Return each line holding the string "ineficiente".

# Start of The data

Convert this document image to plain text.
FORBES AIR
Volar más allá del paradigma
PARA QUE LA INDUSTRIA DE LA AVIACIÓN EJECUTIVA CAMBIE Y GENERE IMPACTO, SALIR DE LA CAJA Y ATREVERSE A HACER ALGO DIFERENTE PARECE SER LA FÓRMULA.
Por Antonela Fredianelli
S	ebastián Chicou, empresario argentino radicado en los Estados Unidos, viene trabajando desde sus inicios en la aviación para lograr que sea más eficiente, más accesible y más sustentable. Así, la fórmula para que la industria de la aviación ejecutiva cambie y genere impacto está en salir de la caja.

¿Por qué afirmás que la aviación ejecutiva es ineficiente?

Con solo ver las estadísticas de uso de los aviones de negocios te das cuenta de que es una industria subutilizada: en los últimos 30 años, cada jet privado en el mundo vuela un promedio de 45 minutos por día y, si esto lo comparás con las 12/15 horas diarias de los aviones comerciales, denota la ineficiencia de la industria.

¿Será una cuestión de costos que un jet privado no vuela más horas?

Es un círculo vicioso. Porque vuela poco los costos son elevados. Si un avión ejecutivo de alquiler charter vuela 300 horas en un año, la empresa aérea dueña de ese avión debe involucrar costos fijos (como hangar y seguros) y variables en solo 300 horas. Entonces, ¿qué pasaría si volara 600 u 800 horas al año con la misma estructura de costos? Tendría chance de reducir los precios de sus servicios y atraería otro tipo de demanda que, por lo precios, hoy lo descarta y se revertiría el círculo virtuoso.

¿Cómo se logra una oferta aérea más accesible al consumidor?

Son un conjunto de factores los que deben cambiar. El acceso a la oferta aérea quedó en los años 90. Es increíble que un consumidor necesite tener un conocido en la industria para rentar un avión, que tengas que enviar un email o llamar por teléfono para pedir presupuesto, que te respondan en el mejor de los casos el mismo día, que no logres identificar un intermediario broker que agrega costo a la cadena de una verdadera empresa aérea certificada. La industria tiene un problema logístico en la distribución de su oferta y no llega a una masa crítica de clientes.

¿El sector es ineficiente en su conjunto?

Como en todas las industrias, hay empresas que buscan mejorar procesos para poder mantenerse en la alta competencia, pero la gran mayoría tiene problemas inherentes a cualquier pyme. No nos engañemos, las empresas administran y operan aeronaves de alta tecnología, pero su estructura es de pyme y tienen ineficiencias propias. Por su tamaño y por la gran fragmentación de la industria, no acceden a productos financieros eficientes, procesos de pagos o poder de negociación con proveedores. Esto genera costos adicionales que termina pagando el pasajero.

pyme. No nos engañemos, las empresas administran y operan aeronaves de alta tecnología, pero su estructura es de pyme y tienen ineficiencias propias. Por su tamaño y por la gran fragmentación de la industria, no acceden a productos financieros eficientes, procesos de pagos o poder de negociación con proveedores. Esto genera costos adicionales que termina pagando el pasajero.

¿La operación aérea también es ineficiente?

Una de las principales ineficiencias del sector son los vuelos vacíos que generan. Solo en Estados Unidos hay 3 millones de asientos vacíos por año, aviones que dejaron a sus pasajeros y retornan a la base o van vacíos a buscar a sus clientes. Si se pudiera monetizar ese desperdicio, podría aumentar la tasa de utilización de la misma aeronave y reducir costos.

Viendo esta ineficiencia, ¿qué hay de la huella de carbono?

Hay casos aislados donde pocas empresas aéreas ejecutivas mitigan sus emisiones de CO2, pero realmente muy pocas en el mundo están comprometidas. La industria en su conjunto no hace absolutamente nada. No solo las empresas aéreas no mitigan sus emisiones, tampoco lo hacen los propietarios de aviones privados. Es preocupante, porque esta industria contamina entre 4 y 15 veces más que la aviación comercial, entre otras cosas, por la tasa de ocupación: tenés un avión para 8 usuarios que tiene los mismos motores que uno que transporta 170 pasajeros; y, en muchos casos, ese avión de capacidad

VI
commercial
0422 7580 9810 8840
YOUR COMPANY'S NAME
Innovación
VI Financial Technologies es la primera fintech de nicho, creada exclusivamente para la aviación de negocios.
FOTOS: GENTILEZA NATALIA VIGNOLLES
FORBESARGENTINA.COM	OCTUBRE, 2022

# End of The data

Task answer:
¿Por qué afirmás que la aviación ejecutiva es ineficiente?
¿El sector es ineficiente en su conjunto?
¿La operación aérea también es ineficiente?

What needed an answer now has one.